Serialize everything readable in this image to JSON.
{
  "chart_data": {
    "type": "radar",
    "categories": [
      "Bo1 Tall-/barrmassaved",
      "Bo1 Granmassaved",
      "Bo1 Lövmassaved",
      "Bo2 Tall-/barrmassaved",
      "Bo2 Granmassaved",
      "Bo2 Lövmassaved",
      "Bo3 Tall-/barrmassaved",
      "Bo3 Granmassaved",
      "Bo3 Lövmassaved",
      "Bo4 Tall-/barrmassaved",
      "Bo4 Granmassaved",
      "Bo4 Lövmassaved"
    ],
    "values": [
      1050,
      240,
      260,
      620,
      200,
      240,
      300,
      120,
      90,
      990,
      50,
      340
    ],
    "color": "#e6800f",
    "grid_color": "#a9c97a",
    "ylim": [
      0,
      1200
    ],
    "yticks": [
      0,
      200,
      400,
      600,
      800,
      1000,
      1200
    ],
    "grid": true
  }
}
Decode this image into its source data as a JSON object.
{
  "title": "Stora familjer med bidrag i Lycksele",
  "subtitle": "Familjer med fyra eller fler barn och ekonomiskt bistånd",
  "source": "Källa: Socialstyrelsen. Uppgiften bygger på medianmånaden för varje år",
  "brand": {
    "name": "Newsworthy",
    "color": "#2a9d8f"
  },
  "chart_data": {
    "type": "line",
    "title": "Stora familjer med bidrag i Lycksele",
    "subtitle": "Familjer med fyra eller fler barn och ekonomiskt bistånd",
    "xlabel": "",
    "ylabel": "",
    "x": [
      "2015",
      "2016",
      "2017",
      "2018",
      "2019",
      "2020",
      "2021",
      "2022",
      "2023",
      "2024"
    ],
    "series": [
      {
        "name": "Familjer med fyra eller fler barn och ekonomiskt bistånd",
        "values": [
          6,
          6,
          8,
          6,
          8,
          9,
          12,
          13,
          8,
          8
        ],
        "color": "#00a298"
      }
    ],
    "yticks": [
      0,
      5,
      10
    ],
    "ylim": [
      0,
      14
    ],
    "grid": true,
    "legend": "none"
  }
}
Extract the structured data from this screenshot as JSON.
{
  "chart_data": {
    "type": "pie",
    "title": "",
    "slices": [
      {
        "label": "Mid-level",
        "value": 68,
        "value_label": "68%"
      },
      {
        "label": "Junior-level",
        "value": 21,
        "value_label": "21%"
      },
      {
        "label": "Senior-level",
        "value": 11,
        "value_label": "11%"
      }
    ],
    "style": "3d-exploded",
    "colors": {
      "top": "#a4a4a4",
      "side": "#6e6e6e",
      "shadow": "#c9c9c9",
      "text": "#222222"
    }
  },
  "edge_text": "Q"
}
#####
● **DESCRIPTION OF THE TASK**: Pull out every line in the material above where "JSON" occurs.

● **EXERCISE RESPONSE**:
Serialize everything readable in this image to JSON.
Decode this image into its source data as a JSON object.
Extract the structured data from this screenshot as JSON.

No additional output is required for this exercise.